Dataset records
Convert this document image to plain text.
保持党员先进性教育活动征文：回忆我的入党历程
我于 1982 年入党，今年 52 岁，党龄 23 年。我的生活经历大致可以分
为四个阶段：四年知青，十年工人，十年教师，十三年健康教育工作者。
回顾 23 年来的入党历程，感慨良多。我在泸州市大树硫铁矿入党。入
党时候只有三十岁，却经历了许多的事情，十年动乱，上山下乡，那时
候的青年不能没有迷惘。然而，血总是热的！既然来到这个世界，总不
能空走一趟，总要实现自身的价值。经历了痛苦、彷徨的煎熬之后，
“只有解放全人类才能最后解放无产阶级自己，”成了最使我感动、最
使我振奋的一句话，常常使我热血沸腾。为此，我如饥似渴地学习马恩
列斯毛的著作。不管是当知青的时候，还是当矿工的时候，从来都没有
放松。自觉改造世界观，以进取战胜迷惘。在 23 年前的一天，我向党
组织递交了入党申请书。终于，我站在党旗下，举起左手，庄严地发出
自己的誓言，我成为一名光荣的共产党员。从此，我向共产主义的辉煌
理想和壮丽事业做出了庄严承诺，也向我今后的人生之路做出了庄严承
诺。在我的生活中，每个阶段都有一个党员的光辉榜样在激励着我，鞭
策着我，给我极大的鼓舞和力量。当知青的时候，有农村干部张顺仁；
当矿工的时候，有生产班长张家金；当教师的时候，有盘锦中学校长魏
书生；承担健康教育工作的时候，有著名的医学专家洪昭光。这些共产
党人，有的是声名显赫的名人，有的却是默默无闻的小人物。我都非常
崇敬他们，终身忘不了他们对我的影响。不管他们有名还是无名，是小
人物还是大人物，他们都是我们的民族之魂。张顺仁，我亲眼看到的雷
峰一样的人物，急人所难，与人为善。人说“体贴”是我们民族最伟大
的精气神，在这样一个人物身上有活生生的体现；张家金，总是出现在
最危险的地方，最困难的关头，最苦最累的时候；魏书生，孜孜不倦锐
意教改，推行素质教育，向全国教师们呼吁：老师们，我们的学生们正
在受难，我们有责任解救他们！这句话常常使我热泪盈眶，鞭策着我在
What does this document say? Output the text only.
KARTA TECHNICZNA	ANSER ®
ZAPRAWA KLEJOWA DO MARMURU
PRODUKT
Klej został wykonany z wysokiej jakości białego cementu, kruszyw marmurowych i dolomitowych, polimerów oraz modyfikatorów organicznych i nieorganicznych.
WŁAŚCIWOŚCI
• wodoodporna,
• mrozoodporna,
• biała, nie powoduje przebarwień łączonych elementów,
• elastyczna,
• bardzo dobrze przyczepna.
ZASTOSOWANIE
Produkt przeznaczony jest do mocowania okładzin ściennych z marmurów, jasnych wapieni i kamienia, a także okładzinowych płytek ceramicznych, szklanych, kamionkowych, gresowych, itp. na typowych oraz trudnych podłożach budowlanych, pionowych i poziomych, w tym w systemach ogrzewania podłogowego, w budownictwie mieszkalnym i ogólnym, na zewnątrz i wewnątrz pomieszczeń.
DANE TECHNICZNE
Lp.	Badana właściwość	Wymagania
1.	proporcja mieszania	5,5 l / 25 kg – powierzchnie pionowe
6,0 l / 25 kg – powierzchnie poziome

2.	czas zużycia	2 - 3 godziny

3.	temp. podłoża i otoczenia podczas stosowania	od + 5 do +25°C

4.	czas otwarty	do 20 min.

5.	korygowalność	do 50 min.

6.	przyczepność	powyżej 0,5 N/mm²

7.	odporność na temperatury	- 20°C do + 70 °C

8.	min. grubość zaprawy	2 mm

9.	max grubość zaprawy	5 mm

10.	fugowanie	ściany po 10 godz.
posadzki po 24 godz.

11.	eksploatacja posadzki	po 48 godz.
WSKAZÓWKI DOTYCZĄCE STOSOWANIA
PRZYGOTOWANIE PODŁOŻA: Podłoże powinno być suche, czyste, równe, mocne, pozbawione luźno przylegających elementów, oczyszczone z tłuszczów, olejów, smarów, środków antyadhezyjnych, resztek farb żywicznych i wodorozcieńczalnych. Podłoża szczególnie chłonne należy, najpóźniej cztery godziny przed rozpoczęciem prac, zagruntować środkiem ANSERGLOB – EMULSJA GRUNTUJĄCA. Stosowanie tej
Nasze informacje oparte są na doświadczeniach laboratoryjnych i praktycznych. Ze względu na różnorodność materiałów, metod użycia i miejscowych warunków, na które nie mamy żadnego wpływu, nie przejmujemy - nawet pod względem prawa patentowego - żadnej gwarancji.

...

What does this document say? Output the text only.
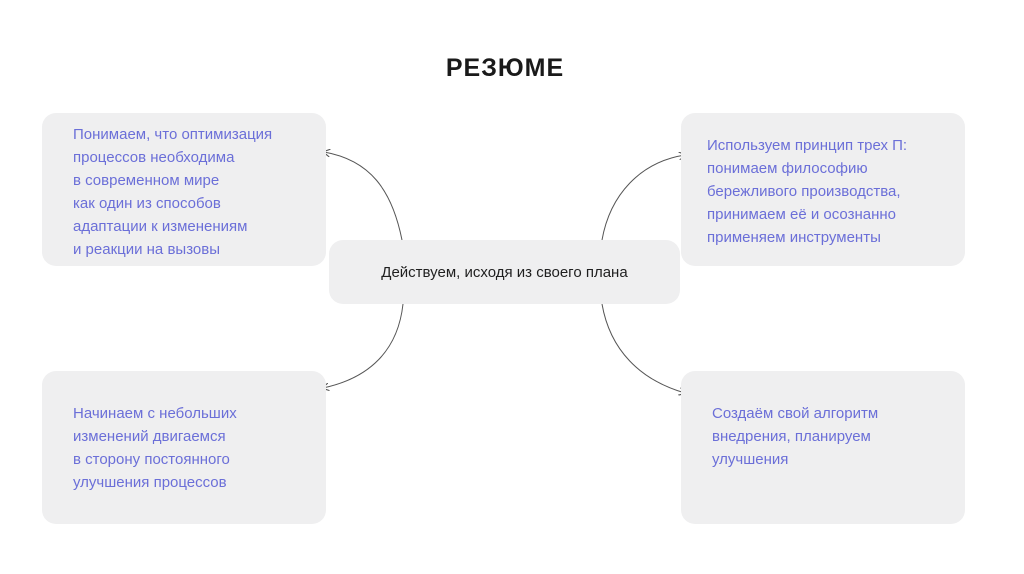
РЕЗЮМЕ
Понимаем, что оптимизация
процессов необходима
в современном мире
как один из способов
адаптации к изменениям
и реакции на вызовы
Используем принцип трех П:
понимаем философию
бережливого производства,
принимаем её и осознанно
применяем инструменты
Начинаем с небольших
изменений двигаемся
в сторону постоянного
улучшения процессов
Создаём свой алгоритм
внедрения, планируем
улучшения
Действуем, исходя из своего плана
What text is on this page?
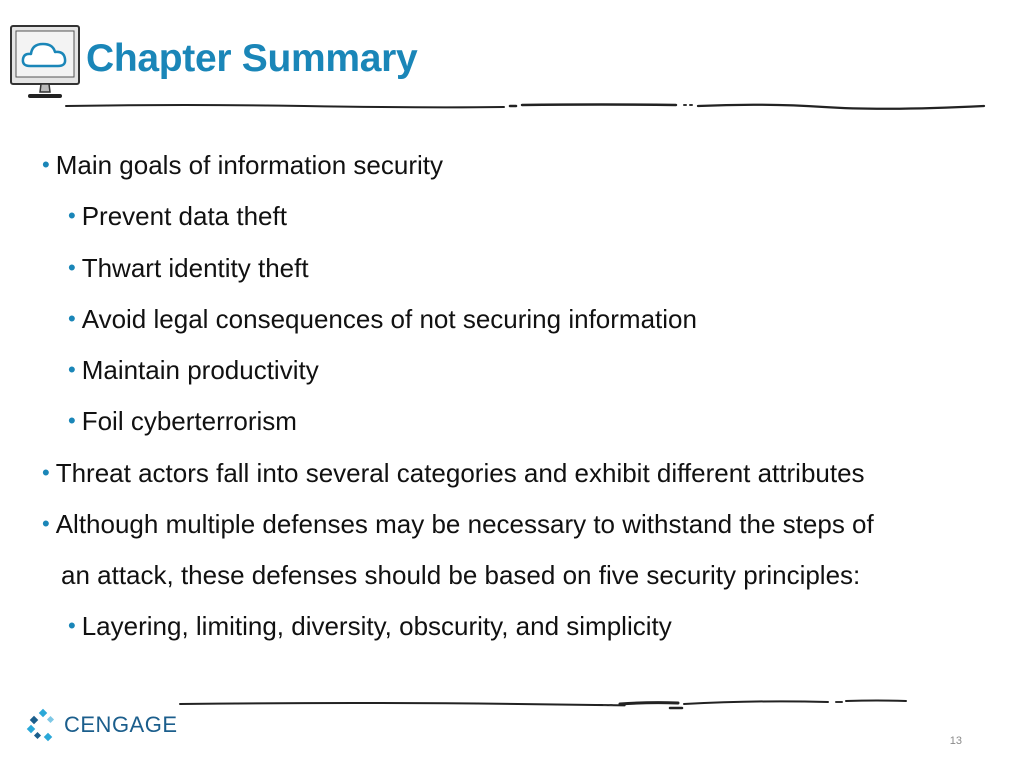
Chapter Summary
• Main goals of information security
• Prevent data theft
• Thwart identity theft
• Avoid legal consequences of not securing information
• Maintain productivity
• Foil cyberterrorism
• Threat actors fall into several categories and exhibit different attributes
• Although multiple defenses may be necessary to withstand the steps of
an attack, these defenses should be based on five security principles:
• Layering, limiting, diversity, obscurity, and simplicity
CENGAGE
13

WHAT THE TASK ASKS — Find and count the lines of the data that include the string "theft", and report that figure by itself.

SOLUTION FOR THIS EXERCISE — 2